Instructions to follow: Set each record down exactly, excluding all images.

Structured figure records
-*-*-

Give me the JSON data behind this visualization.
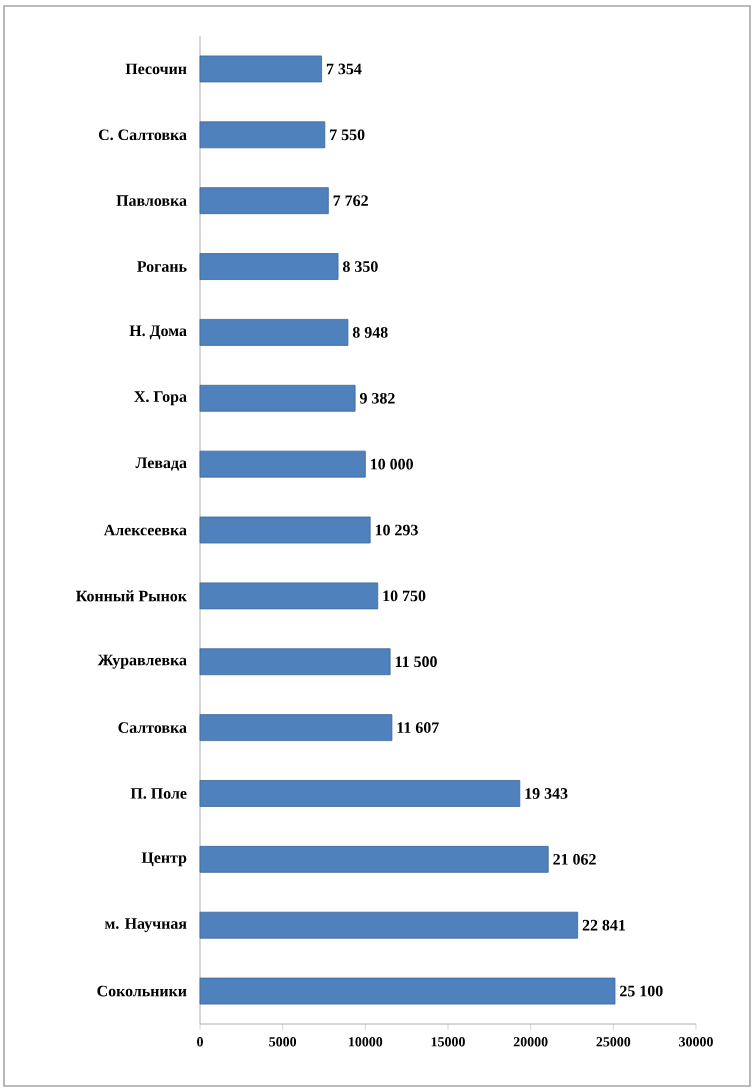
{
  "chart_data": {
    "type": "bar",
    "orientation": "horizontal",
    "categories": [
      "Песочин",
      "С. Салтовка",
      "Павловка",
      "Рогань",
      "Н. Дома",
      "Х. Гора",
      "Левада",
      "Алексеевка",
      "Конный Рынок",
      "Журавлевка",
      "Салтовка",
      "П. Поле",
      "Центр",
      "м. Научная",
      "Сокольники"
    ],
    "values": [
      7354,
      7550,
      7762,
      8350,
      8948,
      9382,
      10000,
      10293,
      10750,
      11500,
      11607,
      19343,
      21062,
      22841,
      25100
    ],
    "value_labels": [
      "7 354",
      "7 550",
      "7 762",
      "8 350",
      "8 948",
      "9 382",
      "10 000",
      "10 293",
      "10 750",
      "11 500",
      "11 607",
      "19 343",
      "21 062",
      "22 841",
      "25 100"
    ],
    "color": "#4f81bd",
    "xlim": [
      0,
      30000
    ],
    "xticks": [
      0,
      5000,
      10000,
      15000,
      20000,
      25000,
      30000
    ],
    "grid": false
  }
}
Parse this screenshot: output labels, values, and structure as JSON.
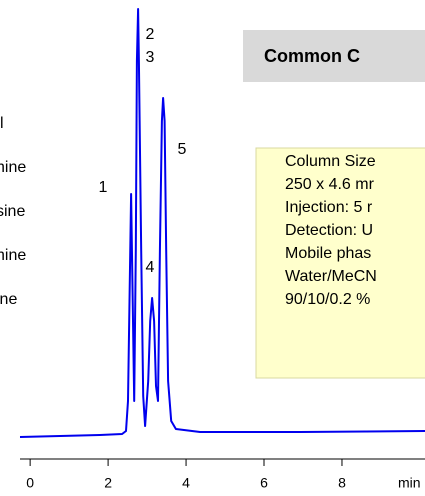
{
  "chart_data": {
    "type": "line",
    "title": "Common C",
    "compound_labels": [
      "l",
      "hine",
      "sine",
      "hine",
      "ine"
    ],
    "conditions": [
      "Column Size",
      "250 x 4.6 mr",
      "Injection: 5 r",
      "Detection: U",
      "Mobile phas",
      "Water/MeCN",
      "90/10/0.2 %"
    ],
    "peak_labels": [
      "1",
      "2",
      "3",
      "4",
      "5"
    ],
    "x": [
      -0.26,
      0.77,
      1.79,
      2.36,
      2.46,
      2.51,
      2.55,
      2.59,
      2.63,
      2.67,
      2.71,
      2.74,
      2.77,
      2.79,
      2.85,
      2.9,
      2.95,
      3.03,
      3.08,
      3.13,
      3.18,
      3.23,
      3.28,
      3.33,
      3.38,
      3.41,
      3.45,
      3.49,
      3.54,
      3.62,
      3.74,
      4.36,
      6.92,
      10.13
    ],
    "values": [
      0,
      1,
      2,
      3,
      6,
      36,
      136,
      243,
      136,
      36,
      186,
      376,
      428,
      376,
      186,
      41,
      11,
      56,
      116,
      139,
      116,
      51,
      36,
      186,
      316,
      339,
      316,
      186,
      56,
      16,
      8,
      5,
      5,
      6
    ],
    "color": "#0000ee",
    "xlim": [
      -0.26,
      10.13
    ],
    "xticks": [
      0,
      2,
      4,
      6,
      8
    ],
    "xlabel": "min",
    "ylim": [
      0,
      437
    ]
  }
}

-*-*-

Task result:
Give me the JSON data behind this visualization.
{
  "chart_data": {
    "type": "bar",
    "orientation": "horizontal",
    "categories": [
      "Песочин",
      "С. Салтовка",
      "Павловка",
      "Рогань",
      "Н. Дома",
      "Х. Гора",
      "Левада",
      "Алексеевка",
      "Конный Рынок",
      "Журавлевка",
      "Салтовка",
      "П. Поле",
      "Центр",
      "м. Научная",
      "Сокольники"
    ],
    "values": [
      7354,
      7550,
      7762,
      8350,
      8948,
      9382,
      10000,
      10293,
      10750,
      11500,
      11607,
      19343,
      21062,
      22841,
      25100
    ],
    "value_labels": [
      "7 354",
      "7 550",
      "7 762",
      "8 350",
      "8 948",
      "9 382",
      "10 000",
      "10 293",
      "10 750",
      "11 500",
      "11 607",
      "19 343",
      "21 062",
      "22 841",
      "25 100"
    ],
    "color": "#4f81bd",
    "xlim": [
      0,
      30000
    ],
    "xticks": [
      0,
      5000,
      10000,
      15000,
      20000,
      25000,
      30000
    ],
    "grid": false
  }
}
Parse this screenshot: output labels, values, and structure as JSON.
{
  "chart_data": {
    "type": "line",
    "title": "Common C",
    "compound_labels": [
      "l",
      "hine",
      "sine",
      "hine",
      "ine"
    ],
    "conditions": [
      "Column Size",
      "250 x 4.6 mr",
      "Injection: 5 r",
      "Detection: U",
      "Mobile phas",
      "Water/MeCN",
      "90/10/0.2 %"
    ],
    "peak_labels": [
      "1",
      "2",
      "3",
      "4",
      "5"
    ],
    "x": [
      -0.26,
      0.77,
      1.79,
      2.36,
      2.46,
      2.51,
      2.55,
      2.59,
      2.63,
      2.67,
      2.71,
      2.74,
      2.77,
      2.79,
      2.85,
      2.9,
      2.95,
      3.03,
      3.08,
      3.13,
      3.18,
      3.23,
      3.28,
      3.33,
      3.38,
      3.41,
      3.45,
      3.49,
      3.54,
      3.62,
      3.74,
      4.36,
      6.92,
      10.13
    ],
    "values": [
      0,
      1,
      2,
      3,
      6,
      36,
      136,
      243,
      136,
      36,
      186,
      376,
      428,
      376,
      186,
      41,
      11,
      56,
      116,
      139,
      116,
      51,
      36,
      186,
      316,
      339,
      316,
      186,
      56,
      16,
      8,
      5,
      5,
      6
    ],
    "color": "#0000ee",
    "xlim": [
      -0.26,
      10.13
    ],
    "xticks": [
      0,
      2,
      4,
      6,
      8
    ],
    "xlabel": "min",
    "ylim": [
      0,
      437
    ]
  }
}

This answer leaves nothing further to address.